**REQUEST**
Write the material out again exactly as it stands.

**SOURCE MATERIAL**
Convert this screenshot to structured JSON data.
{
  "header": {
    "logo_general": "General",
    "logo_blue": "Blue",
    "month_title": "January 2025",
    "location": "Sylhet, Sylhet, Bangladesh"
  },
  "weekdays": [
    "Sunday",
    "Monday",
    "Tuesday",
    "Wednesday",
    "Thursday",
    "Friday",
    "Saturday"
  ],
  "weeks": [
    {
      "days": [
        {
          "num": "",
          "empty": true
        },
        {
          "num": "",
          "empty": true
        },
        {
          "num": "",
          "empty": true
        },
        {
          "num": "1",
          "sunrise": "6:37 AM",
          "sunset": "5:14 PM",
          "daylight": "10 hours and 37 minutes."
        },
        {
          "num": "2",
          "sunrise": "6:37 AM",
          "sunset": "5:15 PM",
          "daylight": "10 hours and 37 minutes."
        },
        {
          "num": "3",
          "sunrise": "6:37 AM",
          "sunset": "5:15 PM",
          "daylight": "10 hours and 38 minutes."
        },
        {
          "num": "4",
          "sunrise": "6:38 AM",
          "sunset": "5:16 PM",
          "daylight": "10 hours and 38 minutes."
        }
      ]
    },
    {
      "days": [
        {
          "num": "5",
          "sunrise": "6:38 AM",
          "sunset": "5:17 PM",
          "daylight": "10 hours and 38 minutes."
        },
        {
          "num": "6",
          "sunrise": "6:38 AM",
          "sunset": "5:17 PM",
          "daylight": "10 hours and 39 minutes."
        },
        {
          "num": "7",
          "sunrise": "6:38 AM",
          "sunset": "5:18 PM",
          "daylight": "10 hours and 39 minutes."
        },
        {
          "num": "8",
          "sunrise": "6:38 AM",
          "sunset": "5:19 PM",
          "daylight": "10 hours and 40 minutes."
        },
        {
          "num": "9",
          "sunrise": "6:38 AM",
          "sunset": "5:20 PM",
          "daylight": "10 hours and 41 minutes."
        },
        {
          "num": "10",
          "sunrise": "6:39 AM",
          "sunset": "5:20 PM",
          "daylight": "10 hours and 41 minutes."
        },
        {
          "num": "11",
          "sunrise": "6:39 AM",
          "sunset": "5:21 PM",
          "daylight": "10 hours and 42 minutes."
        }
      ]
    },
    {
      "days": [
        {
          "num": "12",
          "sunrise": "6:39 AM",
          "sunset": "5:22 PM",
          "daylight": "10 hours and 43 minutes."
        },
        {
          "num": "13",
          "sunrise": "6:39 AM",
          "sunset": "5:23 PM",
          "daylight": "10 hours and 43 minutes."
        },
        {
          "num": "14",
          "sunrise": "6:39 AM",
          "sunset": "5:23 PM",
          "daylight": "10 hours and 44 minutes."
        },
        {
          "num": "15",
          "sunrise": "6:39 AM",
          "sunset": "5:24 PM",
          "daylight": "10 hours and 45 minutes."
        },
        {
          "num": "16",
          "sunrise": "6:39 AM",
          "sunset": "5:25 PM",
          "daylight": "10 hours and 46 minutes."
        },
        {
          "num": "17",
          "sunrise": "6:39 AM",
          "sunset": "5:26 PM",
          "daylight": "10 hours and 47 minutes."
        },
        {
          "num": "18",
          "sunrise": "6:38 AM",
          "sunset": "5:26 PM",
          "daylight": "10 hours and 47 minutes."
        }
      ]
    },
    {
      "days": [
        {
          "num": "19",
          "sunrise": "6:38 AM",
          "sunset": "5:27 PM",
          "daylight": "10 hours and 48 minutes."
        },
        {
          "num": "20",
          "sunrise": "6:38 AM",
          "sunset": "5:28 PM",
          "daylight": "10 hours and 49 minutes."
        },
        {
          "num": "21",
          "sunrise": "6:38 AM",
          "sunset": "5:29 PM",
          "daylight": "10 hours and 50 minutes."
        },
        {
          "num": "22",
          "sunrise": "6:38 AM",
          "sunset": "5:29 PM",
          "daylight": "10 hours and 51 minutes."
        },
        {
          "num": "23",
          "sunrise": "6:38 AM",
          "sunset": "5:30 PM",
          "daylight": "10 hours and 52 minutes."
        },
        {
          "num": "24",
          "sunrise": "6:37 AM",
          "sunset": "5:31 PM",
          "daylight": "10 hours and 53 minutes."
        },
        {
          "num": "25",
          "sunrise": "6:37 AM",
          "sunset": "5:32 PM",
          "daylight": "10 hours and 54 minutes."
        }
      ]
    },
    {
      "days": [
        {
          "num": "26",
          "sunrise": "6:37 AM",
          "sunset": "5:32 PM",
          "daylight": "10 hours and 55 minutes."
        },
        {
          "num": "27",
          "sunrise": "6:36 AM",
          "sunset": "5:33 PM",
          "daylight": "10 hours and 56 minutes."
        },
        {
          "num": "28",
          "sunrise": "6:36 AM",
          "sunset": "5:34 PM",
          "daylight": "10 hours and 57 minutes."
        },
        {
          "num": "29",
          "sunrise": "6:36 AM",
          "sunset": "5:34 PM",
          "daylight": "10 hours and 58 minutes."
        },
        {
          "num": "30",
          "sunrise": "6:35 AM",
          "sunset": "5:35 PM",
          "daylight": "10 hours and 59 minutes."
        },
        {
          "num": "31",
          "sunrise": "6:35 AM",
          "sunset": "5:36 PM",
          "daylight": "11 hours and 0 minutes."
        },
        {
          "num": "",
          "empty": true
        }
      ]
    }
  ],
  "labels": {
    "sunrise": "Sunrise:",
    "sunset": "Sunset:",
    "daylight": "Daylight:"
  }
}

**RESULT OF THE TASK**
Convert this screenshot to structured JSON data.
{
  "header": {
    "logo_general": "General",
    "logo_blue": "Blue",
    "month_title": "January 2025",
    "location": "Sylhet, Sylhet, Bangladesh"
  },
  "weekdays": [
    "Sunday",
    "Monday",
    "Tuesday",
    "Wednesday",
    "Thursday",
    "Friday",
    "Saturday"
  ],
  "weeks": [
    {
      "days": [
        {
          "num": "",
          "empty": true
        },
        {
          "num": "",
          "empty": true
        },
        {
          "num": "",
          "empty": true
        },
        {
          "num": "1",
          "sunrise": "6:37 AM",
          "sunset": "5:14 PM",
          "daylight": "10 hours and 37 minutes."
        },
        {
          "num": "2",
          "sunrise": "6:37 AM",
          "sunset": "5:15 PM",
          "daylight": "10 hours and 37 minutes."
        },
        {
          "num": "3",
          "sunrise": "6:37 AM",
          "sunset": "5:15 PM",
          "daylight": "10 hours and 38 minutes."
        },
        {
          "num": "4",
          "sunrise": "6:38 AM",
          "sunset": "5:16 PM",
          "daylight": "10 hours and 38 minutes."
        }
      ]
    },
    {
      "days": [
        {
          "num": "5",
          "sunrise": "6:38 AM",
          "sunset": "5:17 PM",
          "daylight": "10 hours and 38 minutes."
        },
        {
          "num": "6",
          "sunrise": "6:38 AM",
          "sunset": "5:17 PM",
          "daylight": "10 hours and 39 minutes."
        },
        {
          "num": "7",
          "sunrise": "6:38 AM",
          "sunset": "5:18 PM",
          "daylight": "10 hours and 39 minutes."
        },
        {
          "num": "8",
          "sunrise": "6:38 AM",
          "sunset": "5:19 PM",
          "daylight": "10 hours and 40 minutes."
        },
        {
          "num": "9",
          "sunrise": "6:38 AM",
          "sunset": "5:20 PM",
          "daylight": "10 hours and 41 minutes."
        },
        {
          "num": "10",
          "sunrise": "6:39 AM",
          "sunset": "5:20 PM",
          "daylight": "10 hours and 41 minutes."
        },
        {
          "num": "11",
          "sunrise": "6:39 AM",
          "sunset": "5:21 PM",
          "daylight": "10 hours and 42 minutes."
        }
      ]
    },
    {
      "days": [
        {
          "num": "12",
          "sunrise": "6:39 AM",
          "sunset": "5:22 PM",
          "daylight": "10 hours and 43 minutes."
        },
        {
          "num": "13",
          "sunrise": "6:39 AM",
          "sunset": "5:23 PM",
          "daylight": "10 hours and 43 minutes."
        },
        {
          "num": "14",
          "sunrise": "6:39 AM",
          "sunset": "5:23 PM",
          "daylight": "10 hours and 44 minutes."
        },
        {
          "num": "15",
          "sunrise": "6:39 AM",
          "sunset": "5:24 PM",
          "daylight": "10 hours and 45 minutes."
        },
        {
          "num": "16",
          "sunrise": "6:39 AM",
          "sunset": "5:25 PM",
          "daylight": "10 hours and 46 minutes."
        },
        {
          "num": "17",
          "sunrise": "6:39 AM",
          "sunset": "5:26 PM",
          "daylight": "10 hours and 47 minutes."
        },
        {
          "num": "18",
          "sunrise": "6:38 AM",
          "sunset": "5:26 PM",
          "daylight": "10 hours and 47 minutes."
        }
      ]
    },
    {
      "days": [
        {
          "num": "19",
          "sunrise": "6:38 AM",
          "sunset": "5:27 PM",
          "daylight": "10 hours and 48 minutes."
        },
        {
          "num": "20",
          "sunrise": "6:38 AM",
          "sunset": "5:28 PM",
          "daylight": "10 hours and 49 minutes."
        },
        {
          "num": "21",
          "sunrise": "6:38 AM",
          "sunset": "5:29 PM",
          "daylight": "10 hours and 50 minutes."
        },
        {
          "num": "22",
          "sunrise": "6:38 AM",
          "sunset": "5:29 PM",
          "daylight": "10 hours and 51 minutes."
        },
        {
          "num": "23",
          "sunrise": "6:38 AM",
          "sunset": "5:30 PM",
          "daylight": "10 hours and 52 minutes."
        },
        {
          "num": "24",
          "sunrise": "6:37 AM",
          "sunset": "5:31 PM",
          "daylight": "10 hours and 53 minutes."
        },
        {
          "num": "25",
          "sunrise": "6:37 AM",
          "sunset": "5:32 PM",
          "daylight": "10 hours and 54 minutes."
        }
      ]
    },
    {
      "days": [
        {
          "num": "26",
          "sunrise": "6:37 AM",
          "sunset": "5:32 PM",
          "daylight": "10 hours and 55 minutes."
        },
        {
          "num": "27",
          "sunrise": "6:36 AM",
          "sunset": "5:33 PM",
          "daylight": "10 hours and 56 minutes."
        },
        {
          "num": "28",
          "sunrise": "6:36 AM",
          "sunset": "5:34 PM",
          "daylight": "10 hours and 57 minutes."
        },
        {
          "num": "29",
          "sunrise": "6:36 AM",
          "sunset": "5:34 PM",
          "daylight": "10 hours and 58 minutes."
        },
        {
          "num": "30",
          "sunrise": "6:35 AM",
          "sunset": "5:35 PM",
          "daylight": "10 hours and 59 minutes."
        },
        {
          "num": "31",
          "sunrise": "6:35 AM",
          "sunset": "5:36 PM",
          "daylight": "11 hours and 0 minutes."
        },
        {
          "num": "",
          "empty": true
        }
      ]
    }
  ],
  "labels": {
    "sunrise": "Sunrise:",
    "sunset": "Sunset:",
    "daylight": "Daylight:"
  }
}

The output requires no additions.